> **STORED DATA**
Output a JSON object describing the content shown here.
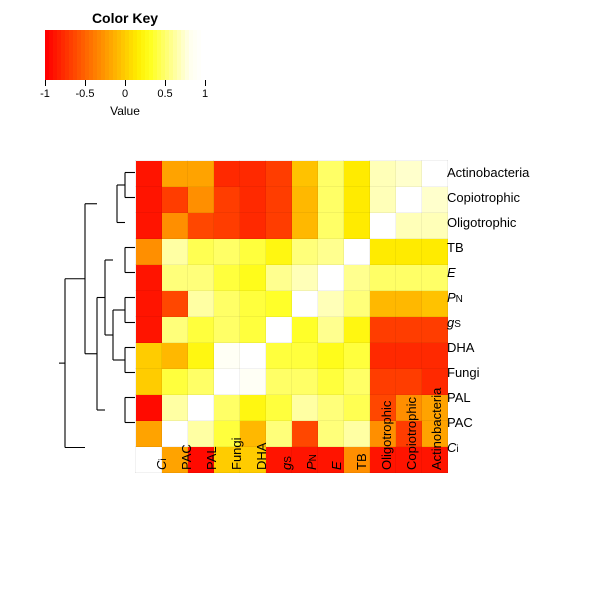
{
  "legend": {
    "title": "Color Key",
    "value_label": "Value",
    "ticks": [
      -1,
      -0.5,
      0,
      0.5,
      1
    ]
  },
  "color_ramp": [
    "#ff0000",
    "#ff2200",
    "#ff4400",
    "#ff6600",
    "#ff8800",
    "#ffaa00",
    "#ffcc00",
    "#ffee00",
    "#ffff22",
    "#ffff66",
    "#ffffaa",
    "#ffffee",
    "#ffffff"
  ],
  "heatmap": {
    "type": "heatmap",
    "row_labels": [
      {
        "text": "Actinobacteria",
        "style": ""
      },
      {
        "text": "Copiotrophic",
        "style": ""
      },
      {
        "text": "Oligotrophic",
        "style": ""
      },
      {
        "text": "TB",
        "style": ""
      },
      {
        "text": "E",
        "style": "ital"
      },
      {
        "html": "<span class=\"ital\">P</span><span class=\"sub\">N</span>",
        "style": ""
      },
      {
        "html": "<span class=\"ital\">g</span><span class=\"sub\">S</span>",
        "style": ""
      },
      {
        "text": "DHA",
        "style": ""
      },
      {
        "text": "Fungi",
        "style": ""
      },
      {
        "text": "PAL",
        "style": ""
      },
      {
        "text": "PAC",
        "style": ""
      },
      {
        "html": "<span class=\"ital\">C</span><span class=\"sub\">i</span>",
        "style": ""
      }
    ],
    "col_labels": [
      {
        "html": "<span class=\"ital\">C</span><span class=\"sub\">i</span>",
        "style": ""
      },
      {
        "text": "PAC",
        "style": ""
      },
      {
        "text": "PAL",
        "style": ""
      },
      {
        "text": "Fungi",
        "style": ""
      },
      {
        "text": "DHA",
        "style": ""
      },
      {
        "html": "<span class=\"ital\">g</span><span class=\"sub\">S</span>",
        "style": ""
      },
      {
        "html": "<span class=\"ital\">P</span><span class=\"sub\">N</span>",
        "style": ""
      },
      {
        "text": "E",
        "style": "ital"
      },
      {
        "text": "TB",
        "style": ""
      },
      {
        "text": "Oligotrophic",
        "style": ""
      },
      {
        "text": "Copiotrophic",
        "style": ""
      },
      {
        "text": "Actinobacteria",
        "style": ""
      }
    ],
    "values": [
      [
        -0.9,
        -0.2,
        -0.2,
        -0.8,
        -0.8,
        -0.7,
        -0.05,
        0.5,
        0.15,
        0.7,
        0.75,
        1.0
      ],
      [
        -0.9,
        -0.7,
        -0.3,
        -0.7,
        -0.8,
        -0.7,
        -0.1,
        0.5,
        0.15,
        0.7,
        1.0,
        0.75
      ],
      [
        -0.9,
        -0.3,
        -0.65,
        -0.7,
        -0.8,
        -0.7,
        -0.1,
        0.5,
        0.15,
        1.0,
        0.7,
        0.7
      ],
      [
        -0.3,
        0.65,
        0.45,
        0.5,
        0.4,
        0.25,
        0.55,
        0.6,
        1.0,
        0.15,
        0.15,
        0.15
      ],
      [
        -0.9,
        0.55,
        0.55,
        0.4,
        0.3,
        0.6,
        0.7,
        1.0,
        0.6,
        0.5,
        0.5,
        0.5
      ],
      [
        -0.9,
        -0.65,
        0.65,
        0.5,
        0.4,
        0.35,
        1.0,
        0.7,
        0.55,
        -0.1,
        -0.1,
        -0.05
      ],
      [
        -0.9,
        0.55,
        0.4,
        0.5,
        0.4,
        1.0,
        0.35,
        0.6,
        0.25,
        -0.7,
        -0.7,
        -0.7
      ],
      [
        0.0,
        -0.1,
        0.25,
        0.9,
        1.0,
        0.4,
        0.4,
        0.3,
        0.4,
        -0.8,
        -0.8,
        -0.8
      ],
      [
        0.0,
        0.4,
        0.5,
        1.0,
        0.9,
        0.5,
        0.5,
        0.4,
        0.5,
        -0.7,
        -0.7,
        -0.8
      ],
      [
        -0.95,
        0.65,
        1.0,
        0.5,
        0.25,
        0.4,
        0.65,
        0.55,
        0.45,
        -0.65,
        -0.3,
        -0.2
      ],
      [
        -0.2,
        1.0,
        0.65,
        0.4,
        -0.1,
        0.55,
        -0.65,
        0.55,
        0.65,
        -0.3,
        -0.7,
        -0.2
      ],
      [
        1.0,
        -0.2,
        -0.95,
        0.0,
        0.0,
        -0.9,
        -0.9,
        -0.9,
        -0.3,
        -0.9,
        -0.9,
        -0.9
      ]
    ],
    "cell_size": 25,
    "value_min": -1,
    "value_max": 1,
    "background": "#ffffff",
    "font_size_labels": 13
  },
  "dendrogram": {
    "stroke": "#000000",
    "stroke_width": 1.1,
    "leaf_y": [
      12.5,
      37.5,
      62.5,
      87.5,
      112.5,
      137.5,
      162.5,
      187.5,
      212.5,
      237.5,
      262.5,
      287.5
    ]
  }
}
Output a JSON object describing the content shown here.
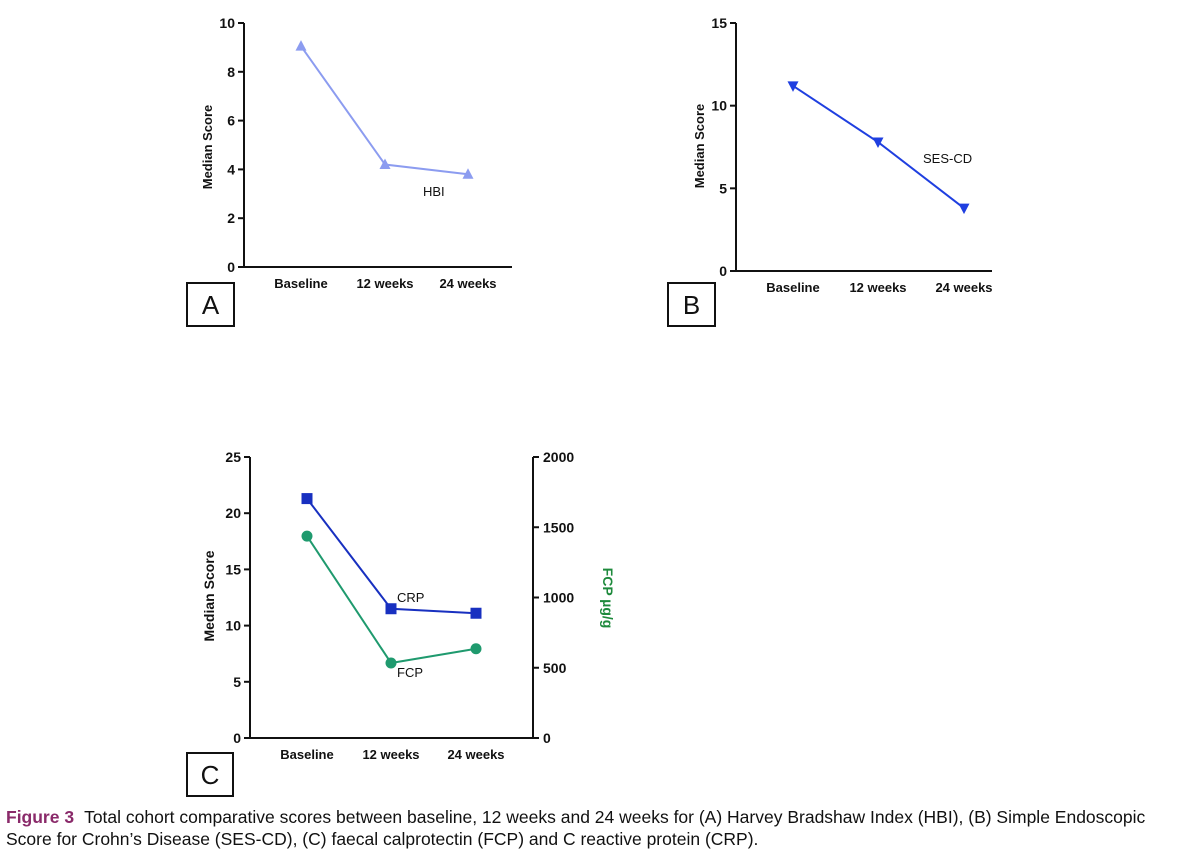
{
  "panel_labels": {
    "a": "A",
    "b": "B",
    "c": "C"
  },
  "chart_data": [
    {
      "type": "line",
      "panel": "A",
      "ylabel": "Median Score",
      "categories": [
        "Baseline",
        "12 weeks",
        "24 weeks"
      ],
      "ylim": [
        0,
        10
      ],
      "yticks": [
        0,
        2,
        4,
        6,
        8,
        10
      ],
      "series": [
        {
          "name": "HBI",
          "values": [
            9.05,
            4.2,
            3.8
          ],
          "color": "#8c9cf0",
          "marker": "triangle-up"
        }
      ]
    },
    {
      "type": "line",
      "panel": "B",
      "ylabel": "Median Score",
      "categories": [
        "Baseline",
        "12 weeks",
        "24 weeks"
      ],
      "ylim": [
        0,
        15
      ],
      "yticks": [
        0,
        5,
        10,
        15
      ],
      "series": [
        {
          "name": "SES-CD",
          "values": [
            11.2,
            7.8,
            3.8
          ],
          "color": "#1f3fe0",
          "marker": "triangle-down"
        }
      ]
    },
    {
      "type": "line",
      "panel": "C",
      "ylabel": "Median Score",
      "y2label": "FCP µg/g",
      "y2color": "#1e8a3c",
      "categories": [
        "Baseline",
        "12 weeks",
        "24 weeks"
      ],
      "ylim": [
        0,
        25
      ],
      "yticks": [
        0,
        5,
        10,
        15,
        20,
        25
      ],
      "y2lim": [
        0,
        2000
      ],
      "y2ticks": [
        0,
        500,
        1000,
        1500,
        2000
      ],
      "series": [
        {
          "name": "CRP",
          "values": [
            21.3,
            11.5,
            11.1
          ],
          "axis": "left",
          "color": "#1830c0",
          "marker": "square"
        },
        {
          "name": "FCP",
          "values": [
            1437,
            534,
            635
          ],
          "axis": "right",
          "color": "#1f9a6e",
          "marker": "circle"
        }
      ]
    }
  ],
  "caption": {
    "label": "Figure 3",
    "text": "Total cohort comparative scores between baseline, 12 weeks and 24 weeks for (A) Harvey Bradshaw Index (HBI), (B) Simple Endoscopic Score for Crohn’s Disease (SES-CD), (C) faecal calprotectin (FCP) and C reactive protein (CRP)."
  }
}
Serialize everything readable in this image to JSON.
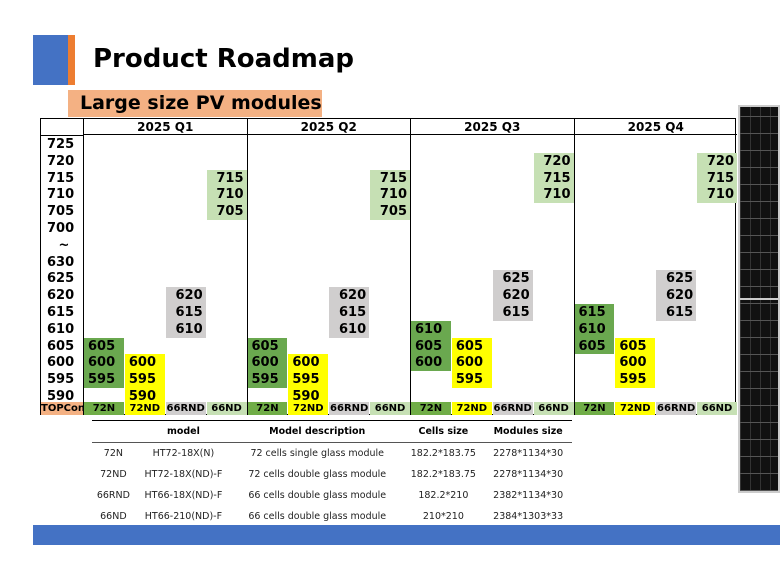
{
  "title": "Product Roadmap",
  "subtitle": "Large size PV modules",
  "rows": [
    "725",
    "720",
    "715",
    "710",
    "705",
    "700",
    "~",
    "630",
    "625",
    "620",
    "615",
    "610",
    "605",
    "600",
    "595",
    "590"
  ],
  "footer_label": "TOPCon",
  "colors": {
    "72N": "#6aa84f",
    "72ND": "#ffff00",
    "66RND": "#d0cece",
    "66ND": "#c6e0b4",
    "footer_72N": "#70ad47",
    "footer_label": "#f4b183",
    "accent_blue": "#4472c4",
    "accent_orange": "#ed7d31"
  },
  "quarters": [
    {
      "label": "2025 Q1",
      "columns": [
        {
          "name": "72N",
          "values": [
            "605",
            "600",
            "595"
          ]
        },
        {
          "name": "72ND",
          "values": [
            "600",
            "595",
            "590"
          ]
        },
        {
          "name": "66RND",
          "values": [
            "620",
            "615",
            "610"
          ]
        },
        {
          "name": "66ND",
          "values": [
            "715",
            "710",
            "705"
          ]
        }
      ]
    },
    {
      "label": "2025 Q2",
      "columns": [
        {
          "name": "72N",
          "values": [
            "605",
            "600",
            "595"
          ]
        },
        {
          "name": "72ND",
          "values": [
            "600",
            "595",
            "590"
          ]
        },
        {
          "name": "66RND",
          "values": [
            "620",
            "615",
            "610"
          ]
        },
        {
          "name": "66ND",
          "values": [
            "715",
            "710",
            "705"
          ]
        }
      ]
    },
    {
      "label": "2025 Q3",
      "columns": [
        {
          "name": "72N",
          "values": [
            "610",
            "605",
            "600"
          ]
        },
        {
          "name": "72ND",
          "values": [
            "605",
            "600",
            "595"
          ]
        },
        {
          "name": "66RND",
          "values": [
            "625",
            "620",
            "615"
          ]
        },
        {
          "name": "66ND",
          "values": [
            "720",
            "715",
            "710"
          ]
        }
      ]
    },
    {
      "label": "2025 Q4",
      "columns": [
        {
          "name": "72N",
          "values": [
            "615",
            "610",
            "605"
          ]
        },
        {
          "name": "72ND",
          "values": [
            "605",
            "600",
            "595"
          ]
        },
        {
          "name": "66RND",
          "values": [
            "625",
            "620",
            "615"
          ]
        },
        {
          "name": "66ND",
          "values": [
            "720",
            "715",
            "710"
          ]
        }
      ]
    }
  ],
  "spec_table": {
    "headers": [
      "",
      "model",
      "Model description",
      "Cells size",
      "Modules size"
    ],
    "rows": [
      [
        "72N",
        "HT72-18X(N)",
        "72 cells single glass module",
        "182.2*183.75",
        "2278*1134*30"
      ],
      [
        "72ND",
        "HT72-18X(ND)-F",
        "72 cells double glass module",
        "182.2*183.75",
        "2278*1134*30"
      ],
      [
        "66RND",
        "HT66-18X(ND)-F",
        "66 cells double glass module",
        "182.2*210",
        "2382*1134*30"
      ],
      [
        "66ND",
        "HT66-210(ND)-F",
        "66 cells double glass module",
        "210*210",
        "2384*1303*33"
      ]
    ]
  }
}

> **TASK INSTRUCTIONS**
Would you copy every line of the entries in which "marker" appears?

> **TASK OUTPUT**
          "marker": "triangle-up"
          "marker": "triangle-down"
          "marker": "square"
          "marker": "circle"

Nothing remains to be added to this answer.